■ **What is asked**: Examine the entries below, count the lines holding the string "Management", and respond with the number only.

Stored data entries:
+ + + + + + +

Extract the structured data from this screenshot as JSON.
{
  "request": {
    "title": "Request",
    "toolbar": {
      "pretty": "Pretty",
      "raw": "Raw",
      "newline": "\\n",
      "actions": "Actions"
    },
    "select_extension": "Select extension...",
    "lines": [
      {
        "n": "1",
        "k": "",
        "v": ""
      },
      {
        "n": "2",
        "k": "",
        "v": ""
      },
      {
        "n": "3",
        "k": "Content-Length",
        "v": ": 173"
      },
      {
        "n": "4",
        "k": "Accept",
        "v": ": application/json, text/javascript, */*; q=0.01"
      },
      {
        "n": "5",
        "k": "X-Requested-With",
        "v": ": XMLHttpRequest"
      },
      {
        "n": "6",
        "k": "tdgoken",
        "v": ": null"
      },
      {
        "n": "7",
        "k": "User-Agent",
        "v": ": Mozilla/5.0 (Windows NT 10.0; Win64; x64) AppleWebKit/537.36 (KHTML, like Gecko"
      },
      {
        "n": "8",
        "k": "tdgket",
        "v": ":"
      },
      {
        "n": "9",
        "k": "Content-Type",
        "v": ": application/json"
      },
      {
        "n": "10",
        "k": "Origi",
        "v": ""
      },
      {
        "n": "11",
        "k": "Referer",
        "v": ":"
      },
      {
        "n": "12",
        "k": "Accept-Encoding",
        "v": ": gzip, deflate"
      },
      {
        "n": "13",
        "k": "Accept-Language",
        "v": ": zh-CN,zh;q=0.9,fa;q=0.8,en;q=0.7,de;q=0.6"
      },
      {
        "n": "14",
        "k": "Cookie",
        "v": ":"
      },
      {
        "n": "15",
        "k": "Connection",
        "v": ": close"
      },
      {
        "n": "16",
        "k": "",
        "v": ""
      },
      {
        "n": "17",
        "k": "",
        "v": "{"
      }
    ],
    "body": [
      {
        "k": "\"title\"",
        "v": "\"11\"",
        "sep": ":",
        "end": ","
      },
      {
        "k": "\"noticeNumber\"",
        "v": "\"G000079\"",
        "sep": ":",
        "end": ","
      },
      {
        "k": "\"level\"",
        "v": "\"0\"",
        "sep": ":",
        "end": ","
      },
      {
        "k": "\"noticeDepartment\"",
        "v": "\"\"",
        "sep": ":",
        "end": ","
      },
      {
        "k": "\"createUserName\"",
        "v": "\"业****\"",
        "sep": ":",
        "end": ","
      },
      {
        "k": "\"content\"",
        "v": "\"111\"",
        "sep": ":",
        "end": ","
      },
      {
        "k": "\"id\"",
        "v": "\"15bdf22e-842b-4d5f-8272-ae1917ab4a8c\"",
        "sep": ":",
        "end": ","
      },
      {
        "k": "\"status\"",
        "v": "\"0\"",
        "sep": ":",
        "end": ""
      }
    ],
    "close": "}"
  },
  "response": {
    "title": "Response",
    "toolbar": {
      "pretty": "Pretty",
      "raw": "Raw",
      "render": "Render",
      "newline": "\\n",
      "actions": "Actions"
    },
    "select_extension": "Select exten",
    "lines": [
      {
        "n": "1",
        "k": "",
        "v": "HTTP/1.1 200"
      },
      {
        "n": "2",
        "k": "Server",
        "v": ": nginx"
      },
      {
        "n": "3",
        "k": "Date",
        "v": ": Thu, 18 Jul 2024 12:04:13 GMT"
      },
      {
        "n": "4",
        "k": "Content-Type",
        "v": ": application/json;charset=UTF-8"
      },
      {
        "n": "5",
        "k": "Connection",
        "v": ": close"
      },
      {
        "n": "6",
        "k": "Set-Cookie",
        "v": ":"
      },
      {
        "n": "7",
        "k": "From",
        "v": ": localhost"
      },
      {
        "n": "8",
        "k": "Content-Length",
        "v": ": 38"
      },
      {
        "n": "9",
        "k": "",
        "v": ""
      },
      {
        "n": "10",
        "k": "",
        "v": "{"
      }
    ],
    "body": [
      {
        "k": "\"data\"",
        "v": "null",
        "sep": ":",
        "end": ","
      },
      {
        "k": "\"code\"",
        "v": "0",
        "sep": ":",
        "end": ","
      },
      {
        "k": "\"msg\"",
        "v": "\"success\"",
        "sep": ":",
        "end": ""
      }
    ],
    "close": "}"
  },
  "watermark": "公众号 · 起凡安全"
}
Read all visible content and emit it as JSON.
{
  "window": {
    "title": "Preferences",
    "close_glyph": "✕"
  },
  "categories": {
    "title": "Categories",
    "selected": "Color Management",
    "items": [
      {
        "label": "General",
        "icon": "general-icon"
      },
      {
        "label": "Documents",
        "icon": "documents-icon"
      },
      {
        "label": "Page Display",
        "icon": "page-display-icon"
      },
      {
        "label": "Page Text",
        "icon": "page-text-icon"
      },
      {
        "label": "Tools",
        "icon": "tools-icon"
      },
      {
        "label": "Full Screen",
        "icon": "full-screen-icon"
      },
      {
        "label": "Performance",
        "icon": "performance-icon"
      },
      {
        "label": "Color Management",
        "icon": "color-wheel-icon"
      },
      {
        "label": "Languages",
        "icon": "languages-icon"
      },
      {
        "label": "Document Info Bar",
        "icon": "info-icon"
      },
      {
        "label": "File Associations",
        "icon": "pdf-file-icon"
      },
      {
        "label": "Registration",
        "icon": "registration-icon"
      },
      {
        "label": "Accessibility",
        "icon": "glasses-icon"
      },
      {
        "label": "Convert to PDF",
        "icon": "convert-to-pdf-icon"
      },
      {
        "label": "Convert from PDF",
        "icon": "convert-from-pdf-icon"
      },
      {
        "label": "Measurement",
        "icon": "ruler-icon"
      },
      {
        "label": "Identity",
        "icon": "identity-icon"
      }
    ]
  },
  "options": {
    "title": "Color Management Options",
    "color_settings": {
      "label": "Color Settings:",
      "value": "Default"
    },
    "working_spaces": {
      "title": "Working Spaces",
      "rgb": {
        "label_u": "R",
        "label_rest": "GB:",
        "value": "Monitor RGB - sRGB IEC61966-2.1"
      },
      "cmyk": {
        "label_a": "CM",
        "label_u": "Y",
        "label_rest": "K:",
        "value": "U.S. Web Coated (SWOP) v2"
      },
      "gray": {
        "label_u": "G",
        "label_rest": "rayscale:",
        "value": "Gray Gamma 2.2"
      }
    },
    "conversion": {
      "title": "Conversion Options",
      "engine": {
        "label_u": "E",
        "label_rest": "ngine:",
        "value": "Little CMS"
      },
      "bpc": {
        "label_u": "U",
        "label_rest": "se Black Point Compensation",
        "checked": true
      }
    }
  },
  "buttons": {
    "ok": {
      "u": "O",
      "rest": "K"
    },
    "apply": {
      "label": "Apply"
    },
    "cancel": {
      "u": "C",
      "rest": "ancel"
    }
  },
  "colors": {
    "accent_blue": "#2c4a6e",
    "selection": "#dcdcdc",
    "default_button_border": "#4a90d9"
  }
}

+ + + + + + +

■ **Response below**: 3